-- start of RECORDS PROVIDED --

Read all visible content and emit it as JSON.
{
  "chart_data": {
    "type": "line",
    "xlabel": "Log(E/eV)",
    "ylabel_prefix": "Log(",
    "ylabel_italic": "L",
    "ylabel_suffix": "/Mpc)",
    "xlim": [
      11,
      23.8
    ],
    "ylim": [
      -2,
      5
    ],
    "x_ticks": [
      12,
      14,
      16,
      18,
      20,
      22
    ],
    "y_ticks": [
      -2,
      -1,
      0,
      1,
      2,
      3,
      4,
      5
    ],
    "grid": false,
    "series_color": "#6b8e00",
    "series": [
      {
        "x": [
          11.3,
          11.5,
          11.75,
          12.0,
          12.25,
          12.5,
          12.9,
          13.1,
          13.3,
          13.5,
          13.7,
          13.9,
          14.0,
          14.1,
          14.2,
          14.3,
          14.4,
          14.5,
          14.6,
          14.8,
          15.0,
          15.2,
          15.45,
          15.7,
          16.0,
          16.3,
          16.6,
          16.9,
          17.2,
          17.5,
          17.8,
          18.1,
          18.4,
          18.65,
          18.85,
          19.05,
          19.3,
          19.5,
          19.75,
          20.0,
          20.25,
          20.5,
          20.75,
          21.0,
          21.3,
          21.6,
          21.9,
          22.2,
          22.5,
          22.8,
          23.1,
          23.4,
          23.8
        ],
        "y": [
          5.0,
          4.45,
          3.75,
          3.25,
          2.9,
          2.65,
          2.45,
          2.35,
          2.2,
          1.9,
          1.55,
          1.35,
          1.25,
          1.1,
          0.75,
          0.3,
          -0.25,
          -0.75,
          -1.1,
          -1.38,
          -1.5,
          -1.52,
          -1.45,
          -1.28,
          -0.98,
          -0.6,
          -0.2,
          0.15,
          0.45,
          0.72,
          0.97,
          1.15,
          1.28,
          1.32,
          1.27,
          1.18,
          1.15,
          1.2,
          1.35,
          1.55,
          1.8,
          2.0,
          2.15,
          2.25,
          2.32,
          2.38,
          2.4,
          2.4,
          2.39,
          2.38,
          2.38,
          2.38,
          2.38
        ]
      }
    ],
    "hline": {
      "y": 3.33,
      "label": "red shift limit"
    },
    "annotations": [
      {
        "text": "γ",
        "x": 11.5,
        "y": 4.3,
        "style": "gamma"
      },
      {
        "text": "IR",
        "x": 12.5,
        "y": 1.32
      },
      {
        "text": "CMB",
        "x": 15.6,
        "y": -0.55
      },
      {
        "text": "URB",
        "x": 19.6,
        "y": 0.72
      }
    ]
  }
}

-- end of RECORDS PROVIDED --

Restate the listing above word for word.

- WORKED SOLUTION
Read all visible content and emit it as JSON.
{
  "chart_data": {
    "type": "line",
    "xlabel": "Log(E/eV)",
    "ylabel_prefix": "Log(",
    "ylabel_italic": "L",
    "ylabel_suffix": "/Mpc)",
    "xlim": [
      11,
      23.8
    ],
    "ylim": [
      -2,
      5
    ],
    "x_ticks": [
      12,
      14,
      16,
      18,
      20,
      22
    ],
    "y_ticks": [
      -2,
      -1,
      0,
      1,
      2,
      3,
      4,
      5
    ],
    "grid": false,
    "series_color": "#6b8e00",
    "series": [
      {
        "x": [
          11.3,
          11.5,
          11.75,
          12.0,
          12.25,
          12.5,
          12.9,
          13.1,
          13.3,
          13.5,
          13.7,
          13.9,
          14.0,
          14.1,
          14.2,
          14.3,
          14.4,
          14.5,
          14.6,
          14.8,
          15.0,
          15.2,
          15.45,
          15.7,
          16.0,
          16.3,
          16.6,
          16.9,
          17.2,
          17.5,
          17.8,
          18.1,
          18.4,
          18.65,
          18.85,
          19.05,
          19.3,
          19.5,
          19.75,
          20.0,
          20.25,
          20.5,
          20.75,
          21.0,
          21.3,
          21.6,
          21.9,
          22.2,
          22.5,
          22.8,
          23.1,
          23.4,
          23.8
        ],
        "y": [
          5.0,
          4.45,
          3.75,
          3.25,
          2.9,
          2.65,
          2.45,
          2.35,
          2.2,
          1.9,
          1.55,
          1.35,
          1.25,
          1.1,
          0.75,
          0.3,
          -0.25,
          -0.75,
          -1.1,
          -1.38,
          -1.5,
          -1.52,
          -1.45,
          -1.28,
          -0.98,
          -0.6,
          -0.2,
          0.15,
          0.45,
          0.72,
          0.97,
          1.15,
          1.28,
          1.32,
          1.27,
          1.18,
          1.15,
          1.2,
          1.35,
          1.55,
          1.8,
          2.0,
          2.15,
          2.25,
          2.32,
          2.38,
          2.4,
          2.4,
          2.39,
          2.38,
          2.38,
          2.38,
          2.38
        ]
      }
    ],
    "hline": {
      "y": 3.33,
      "label": "red shift limit"
    },
    "annotations": [
      {
        "text": "γ",
        "x": 11.5,
        "y": 4.3,
        "style": "gamma"
      },
      {
        "text": "IR",
        "x": 12.5,
        "y": 1.32
      },
      {
        "text": "CMB",
        "x": 15.6,
        "y": -0.55
      },
      {
        "text": "URB",
        "x": 19.6,
        "y": 0.72
      }
    ]
  }
}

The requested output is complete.